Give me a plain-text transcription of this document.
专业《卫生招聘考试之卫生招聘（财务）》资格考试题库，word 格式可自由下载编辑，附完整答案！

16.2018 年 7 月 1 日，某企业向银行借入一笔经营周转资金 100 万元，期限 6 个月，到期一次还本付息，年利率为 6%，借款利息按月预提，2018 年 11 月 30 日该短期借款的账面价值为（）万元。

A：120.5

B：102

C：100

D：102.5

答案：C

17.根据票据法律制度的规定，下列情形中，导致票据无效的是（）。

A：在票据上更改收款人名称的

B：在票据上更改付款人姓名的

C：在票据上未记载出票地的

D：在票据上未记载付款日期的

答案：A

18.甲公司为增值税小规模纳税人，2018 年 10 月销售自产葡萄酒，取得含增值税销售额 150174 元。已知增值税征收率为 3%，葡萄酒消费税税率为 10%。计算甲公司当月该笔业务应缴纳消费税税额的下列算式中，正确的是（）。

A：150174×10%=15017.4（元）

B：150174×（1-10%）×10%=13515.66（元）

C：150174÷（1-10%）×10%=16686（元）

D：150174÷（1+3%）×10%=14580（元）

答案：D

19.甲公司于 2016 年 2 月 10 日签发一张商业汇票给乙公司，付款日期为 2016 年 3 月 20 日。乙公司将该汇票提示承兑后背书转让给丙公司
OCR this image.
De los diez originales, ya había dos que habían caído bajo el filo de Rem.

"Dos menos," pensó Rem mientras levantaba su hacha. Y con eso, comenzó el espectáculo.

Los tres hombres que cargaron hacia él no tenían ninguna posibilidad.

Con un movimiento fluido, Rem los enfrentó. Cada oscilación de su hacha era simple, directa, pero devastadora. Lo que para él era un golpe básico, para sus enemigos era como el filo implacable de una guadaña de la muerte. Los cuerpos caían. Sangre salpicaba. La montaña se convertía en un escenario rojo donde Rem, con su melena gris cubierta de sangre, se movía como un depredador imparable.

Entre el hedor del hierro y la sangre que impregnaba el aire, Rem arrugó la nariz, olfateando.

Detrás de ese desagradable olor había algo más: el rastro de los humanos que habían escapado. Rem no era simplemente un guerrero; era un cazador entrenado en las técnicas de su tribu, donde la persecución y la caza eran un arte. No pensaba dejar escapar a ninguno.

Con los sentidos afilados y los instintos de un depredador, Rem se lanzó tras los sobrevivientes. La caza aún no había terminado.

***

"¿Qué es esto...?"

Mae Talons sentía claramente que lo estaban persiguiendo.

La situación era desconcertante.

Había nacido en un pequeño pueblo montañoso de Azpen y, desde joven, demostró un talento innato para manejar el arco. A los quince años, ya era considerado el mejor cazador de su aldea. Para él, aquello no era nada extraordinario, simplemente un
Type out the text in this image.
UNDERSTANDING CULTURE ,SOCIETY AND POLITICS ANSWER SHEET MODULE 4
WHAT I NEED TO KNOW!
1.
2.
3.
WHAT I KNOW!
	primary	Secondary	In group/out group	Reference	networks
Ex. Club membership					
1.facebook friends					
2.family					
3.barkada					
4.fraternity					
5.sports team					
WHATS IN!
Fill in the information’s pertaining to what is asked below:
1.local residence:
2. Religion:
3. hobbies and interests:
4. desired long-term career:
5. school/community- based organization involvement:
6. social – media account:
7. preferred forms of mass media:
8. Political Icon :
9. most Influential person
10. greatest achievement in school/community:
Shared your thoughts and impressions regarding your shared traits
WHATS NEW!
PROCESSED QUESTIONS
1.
*-*-*
**Work to be completed**
Pick out the lines that contain "community" and copy them.

**Solution**
5. school/community- based organization involvement:
10. greatest achievement in school/community:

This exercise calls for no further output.